- Data supplied:
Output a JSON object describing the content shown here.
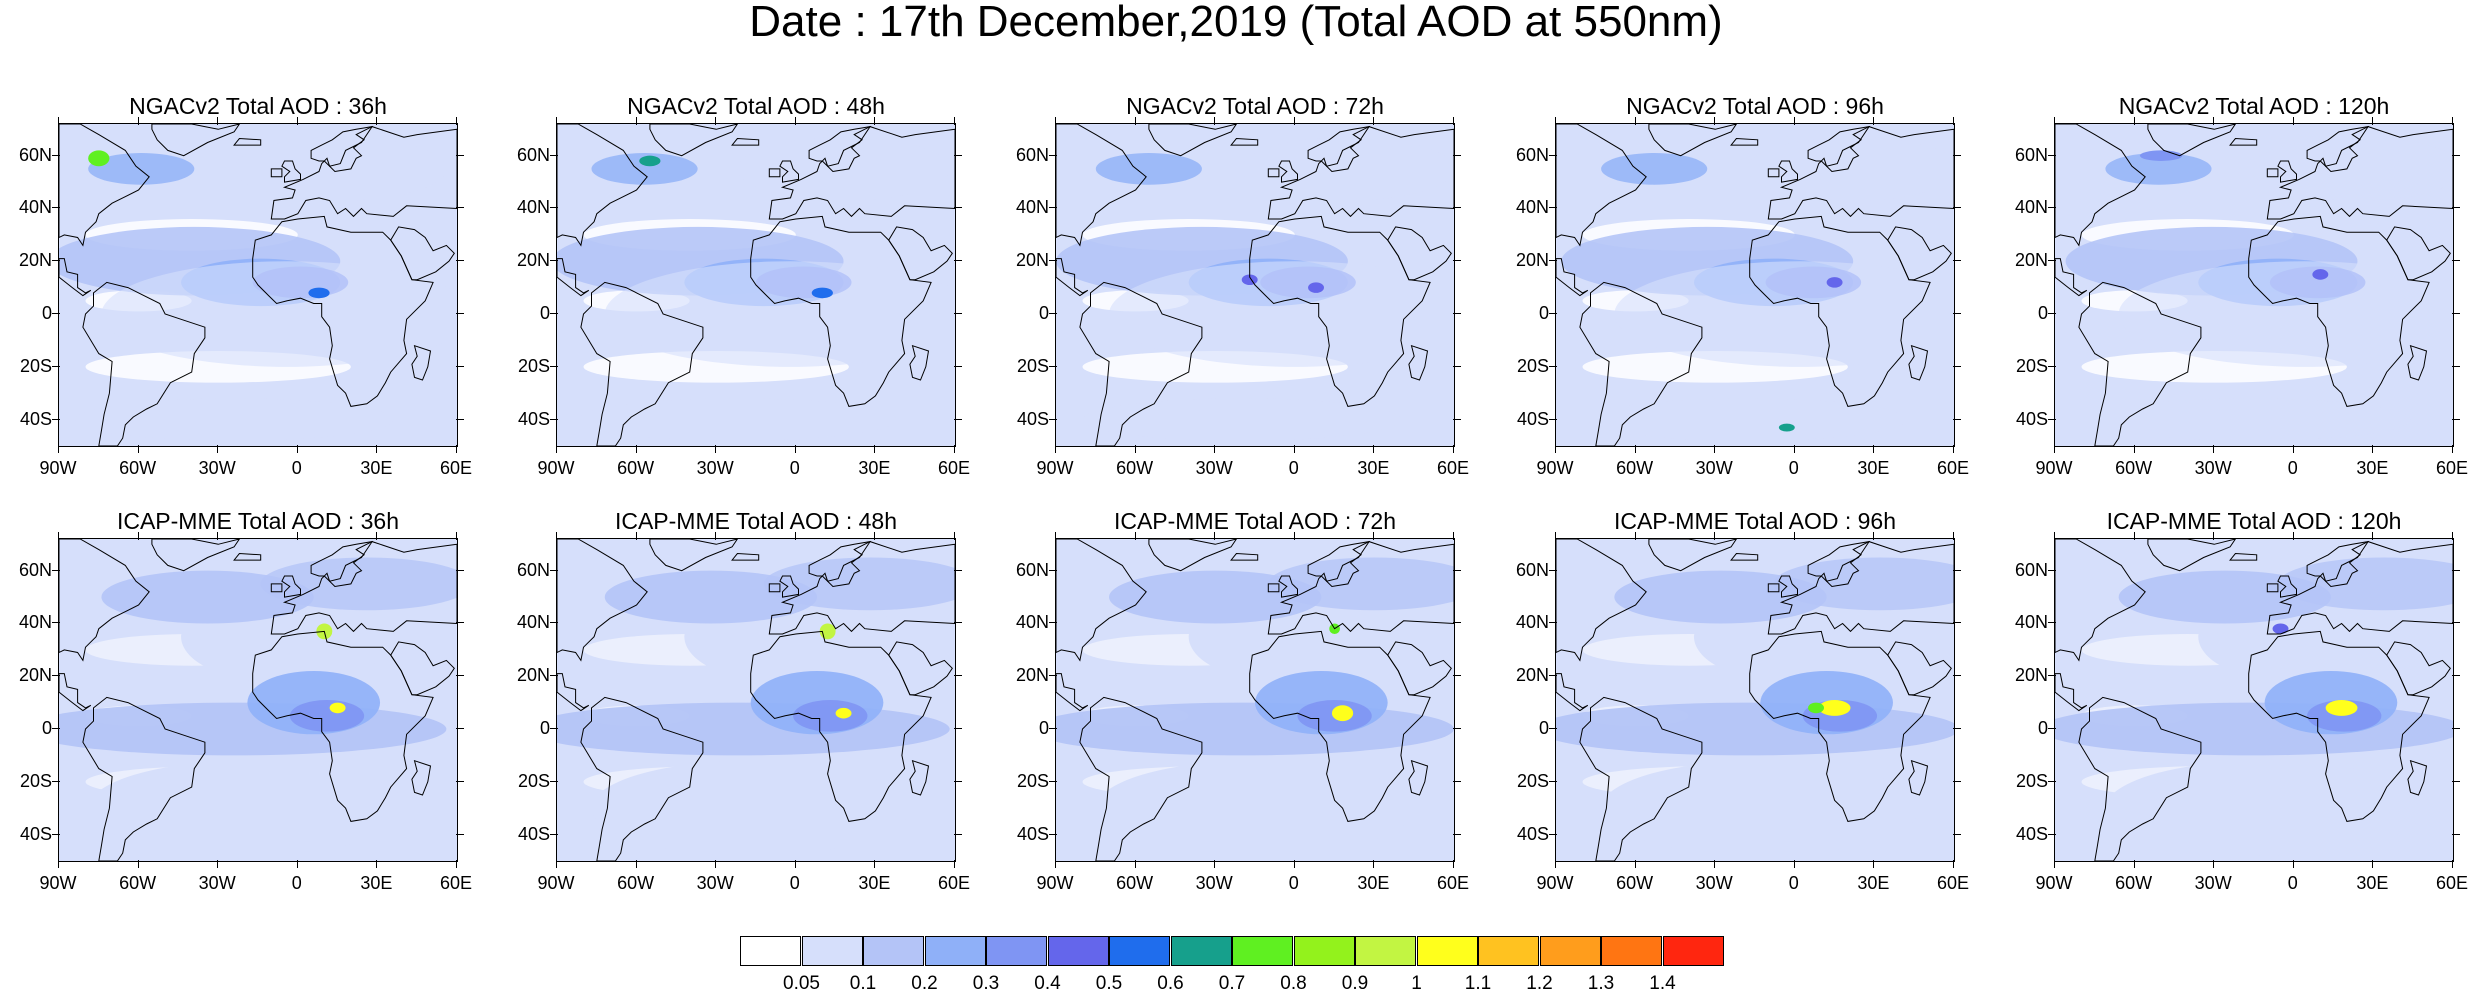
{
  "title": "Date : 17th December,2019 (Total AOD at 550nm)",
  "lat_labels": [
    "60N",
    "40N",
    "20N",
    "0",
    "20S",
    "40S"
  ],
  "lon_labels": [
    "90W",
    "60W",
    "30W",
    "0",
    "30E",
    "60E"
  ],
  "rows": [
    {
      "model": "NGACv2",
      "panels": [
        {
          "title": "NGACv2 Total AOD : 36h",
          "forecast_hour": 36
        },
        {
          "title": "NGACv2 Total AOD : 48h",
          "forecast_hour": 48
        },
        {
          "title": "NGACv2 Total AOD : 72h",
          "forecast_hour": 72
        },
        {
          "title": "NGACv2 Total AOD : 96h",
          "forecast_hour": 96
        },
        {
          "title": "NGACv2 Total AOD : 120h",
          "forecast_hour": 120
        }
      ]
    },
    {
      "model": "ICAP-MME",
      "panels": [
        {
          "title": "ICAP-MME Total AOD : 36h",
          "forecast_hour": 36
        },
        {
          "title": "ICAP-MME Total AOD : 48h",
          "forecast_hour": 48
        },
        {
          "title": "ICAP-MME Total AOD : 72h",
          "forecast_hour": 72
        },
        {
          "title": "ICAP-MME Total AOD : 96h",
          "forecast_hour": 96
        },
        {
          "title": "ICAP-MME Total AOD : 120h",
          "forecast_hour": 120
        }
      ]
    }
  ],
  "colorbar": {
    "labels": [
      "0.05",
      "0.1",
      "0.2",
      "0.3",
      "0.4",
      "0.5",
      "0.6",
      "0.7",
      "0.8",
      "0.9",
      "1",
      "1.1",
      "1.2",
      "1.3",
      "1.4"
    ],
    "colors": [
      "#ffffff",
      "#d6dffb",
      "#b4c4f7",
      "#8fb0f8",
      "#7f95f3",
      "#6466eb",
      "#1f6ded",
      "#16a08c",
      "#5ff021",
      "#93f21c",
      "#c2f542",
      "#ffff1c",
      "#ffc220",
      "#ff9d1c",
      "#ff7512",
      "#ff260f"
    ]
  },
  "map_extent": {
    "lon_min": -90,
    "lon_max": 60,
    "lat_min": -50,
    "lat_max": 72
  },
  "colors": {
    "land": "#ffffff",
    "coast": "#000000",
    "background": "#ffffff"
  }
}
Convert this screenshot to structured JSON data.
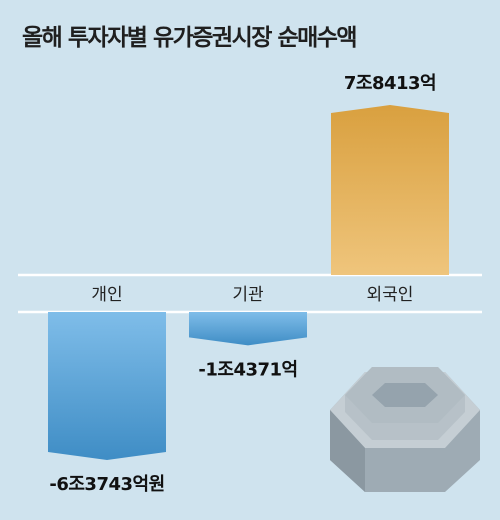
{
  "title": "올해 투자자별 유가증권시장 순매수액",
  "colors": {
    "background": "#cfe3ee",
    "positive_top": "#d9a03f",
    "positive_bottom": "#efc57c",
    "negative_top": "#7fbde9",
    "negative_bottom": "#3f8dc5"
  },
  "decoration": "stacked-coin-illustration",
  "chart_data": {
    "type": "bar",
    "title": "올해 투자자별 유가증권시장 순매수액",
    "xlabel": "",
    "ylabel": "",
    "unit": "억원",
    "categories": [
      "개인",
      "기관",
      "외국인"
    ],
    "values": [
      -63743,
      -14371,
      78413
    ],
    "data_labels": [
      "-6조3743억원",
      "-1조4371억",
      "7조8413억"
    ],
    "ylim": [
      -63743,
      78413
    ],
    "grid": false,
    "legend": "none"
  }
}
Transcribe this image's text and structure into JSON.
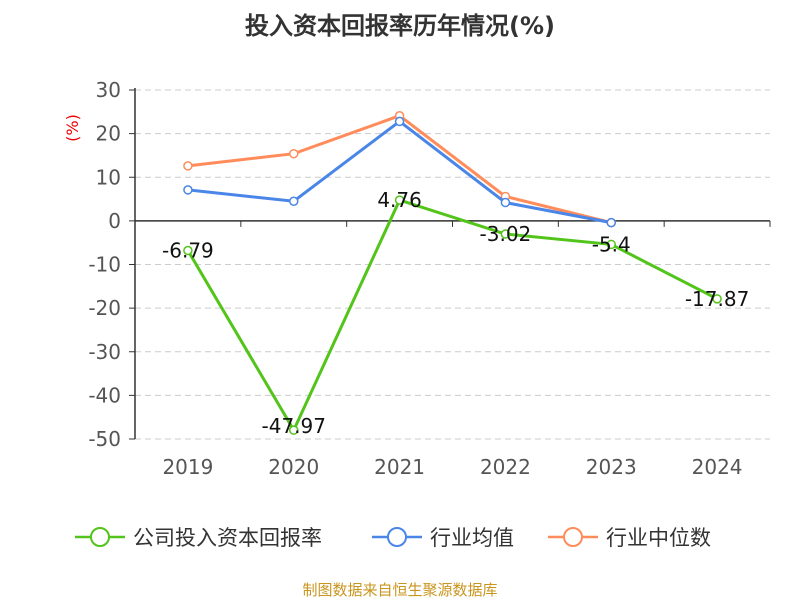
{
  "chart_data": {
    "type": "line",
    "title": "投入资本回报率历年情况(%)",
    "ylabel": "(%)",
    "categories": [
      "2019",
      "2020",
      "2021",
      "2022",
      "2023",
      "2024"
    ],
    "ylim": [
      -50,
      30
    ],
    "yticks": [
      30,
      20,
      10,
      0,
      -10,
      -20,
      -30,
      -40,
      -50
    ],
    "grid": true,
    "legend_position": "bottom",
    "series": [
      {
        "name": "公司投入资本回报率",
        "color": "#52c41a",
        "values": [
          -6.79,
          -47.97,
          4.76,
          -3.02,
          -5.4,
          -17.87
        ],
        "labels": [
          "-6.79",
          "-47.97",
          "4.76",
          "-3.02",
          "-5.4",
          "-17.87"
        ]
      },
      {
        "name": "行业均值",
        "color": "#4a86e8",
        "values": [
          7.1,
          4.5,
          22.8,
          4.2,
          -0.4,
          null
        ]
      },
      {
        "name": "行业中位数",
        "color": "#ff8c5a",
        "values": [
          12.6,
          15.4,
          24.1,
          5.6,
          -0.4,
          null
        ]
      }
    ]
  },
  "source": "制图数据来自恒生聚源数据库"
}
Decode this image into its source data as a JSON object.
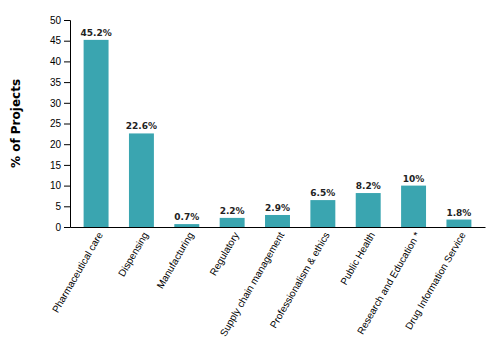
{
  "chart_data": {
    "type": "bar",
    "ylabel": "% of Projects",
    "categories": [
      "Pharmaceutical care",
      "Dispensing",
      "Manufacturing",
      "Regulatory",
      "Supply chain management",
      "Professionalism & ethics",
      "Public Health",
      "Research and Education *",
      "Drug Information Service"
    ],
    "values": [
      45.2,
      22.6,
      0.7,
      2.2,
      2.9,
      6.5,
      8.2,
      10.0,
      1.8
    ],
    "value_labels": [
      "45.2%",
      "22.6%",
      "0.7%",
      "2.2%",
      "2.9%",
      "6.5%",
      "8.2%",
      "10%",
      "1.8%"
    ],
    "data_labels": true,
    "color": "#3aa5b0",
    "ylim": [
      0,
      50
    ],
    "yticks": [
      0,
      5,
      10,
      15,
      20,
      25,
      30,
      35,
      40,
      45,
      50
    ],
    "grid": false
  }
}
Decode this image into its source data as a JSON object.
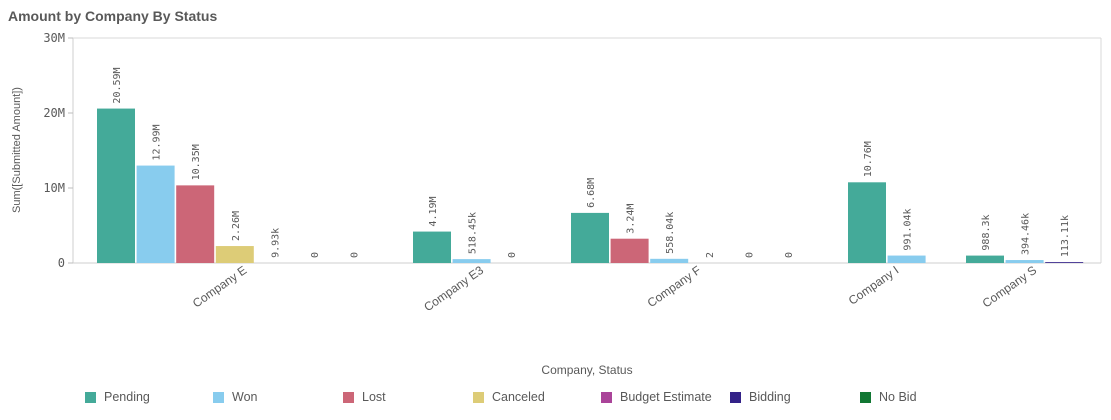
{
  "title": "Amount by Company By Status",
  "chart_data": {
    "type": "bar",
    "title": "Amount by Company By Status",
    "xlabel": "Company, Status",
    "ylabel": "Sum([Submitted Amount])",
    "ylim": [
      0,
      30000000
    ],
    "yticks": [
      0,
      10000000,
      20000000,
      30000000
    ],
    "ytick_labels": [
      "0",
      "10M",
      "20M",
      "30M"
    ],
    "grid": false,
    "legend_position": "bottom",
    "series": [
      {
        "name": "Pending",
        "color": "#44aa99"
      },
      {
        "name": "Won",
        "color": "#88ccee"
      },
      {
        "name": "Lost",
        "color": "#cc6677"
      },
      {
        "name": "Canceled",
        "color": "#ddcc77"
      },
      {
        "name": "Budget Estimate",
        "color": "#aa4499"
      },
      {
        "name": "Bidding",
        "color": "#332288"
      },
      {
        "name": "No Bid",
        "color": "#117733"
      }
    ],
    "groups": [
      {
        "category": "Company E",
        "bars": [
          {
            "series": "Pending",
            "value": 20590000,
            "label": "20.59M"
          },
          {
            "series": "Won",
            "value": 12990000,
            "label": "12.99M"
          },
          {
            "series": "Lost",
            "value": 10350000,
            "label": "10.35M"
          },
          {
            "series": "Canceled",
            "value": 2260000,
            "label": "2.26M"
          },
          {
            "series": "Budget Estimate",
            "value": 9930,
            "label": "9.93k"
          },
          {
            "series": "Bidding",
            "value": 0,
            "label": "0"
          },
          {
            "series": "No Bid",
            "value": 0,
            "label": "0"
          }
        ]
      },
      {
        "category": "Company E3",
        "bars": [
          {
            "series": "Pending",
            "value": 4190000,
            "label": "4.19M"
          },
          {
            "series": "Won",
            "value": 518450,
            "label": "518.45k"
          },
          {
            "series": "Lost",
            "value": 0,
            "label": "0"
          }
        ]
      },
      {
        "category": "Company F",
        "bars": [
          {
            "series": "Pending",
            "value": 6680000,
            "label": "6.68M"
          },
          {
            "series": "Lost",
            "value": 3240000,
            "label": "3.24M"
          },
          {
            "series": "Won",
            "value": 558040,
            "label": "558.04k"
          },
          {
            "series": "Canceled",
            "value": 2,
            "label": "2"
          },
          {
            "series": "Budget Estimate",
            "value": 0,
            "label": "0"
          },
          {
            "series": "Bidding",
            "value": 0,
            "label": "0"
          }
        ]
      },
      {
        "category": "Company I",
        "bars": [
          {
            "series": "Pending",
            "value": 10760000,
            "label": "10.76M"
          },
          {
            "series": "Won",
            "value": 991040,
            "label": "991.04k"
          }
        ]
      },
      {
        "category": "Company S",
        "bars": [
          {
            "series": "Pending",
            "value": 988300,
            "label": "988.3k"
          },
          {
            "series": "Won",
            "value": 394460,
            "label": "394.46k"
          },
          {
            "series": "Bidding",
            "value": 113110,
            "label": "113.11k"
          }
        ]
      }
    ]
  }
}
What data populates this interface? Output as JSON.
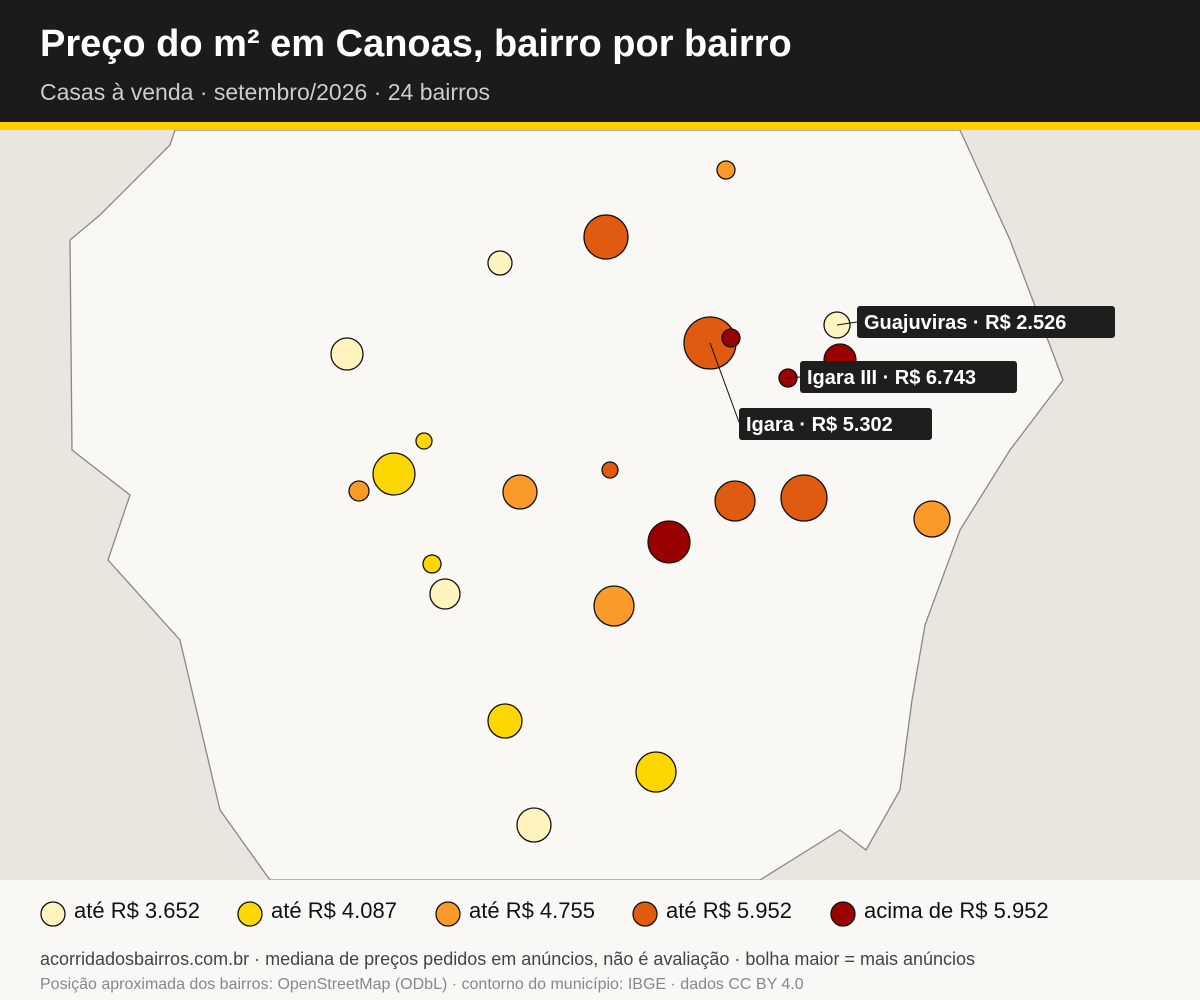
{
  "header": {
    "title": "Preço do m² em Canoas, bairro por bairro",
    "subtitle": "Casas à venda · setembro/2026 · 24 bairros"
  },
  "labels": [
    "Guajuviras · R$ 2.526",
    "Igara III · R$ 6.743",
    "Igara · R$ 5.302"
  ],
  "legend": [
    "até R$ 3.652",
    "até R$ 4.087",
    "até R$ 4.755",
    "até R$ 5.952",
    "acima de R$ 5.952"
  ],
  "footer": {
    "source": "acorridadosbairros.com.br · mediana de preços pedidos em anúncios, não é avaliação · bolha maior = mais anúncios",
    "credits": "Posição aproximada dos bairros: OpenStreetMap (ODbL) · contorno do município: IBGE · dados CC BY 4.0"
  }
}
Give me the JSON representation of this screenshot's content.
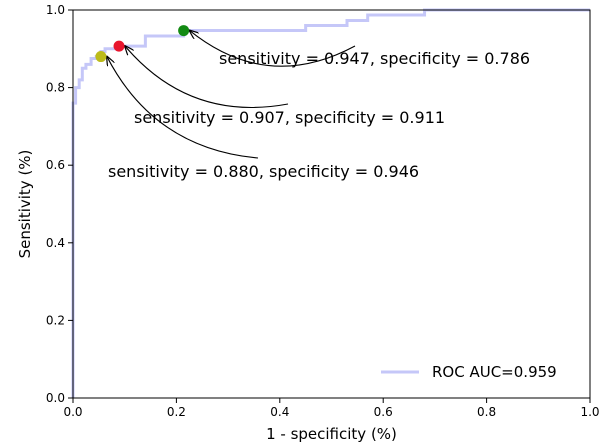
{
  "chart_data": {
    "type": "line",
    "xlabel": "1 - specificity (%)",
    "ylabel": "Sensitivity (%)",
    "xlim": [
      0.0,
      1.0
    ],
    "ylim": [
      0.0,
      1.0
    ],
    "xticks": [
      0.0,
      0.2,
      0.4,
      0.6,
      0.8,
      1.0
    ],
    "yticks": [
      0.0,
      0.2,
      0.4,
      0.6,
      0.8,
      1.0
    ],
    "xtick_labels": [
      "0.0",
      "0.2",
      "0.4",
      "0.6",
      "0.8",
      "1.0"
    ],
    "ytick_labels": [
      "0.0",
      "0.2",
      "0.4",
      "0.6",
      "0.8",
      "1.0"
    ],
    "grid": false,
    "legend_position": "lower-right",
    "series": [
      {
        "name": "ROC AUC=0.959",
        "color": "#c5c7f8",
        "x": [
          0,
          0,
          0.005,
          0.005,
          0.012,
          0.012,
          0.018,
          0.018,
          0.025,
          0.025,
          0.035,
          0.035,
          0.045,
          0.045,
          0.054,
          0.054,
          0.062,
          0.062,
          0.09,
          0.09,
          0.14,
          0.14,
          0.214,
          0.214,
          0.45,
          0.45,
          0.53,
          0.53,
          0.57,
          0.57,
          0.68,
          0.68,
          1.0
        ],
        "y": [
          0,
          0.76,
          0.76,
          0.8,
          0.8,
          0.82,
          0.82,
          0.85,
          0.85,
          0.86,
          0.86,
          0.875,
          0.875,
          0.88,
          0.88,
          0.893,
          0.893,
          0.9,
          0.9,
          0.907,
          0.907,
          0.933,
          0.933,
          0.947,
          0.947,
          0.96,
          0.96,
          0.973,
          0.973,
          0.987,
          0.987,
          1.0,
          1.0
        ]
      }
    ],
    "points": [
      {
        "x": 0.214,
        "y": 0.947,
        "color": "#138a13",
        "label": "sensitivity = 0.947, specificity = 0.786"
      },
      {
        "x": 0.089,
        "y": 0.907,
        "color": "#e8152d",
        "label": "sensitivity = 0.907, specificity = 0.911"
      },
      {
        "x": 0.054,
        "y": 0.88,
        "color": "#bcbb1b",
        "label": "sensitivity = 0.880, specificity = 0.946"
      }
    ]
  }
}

- Short task: Gather all lines of the records that include the word "specificity".

- Solution for this exercise:
    "xlabel": "1 - specificity (%)",
        "label": "sensitivity = 0.947, specificity = 0.786"
        "label": "sensitivity = 0.907, specificity = 0.911"
        "label": "sensitivity = 0.880, specificity = 0.946"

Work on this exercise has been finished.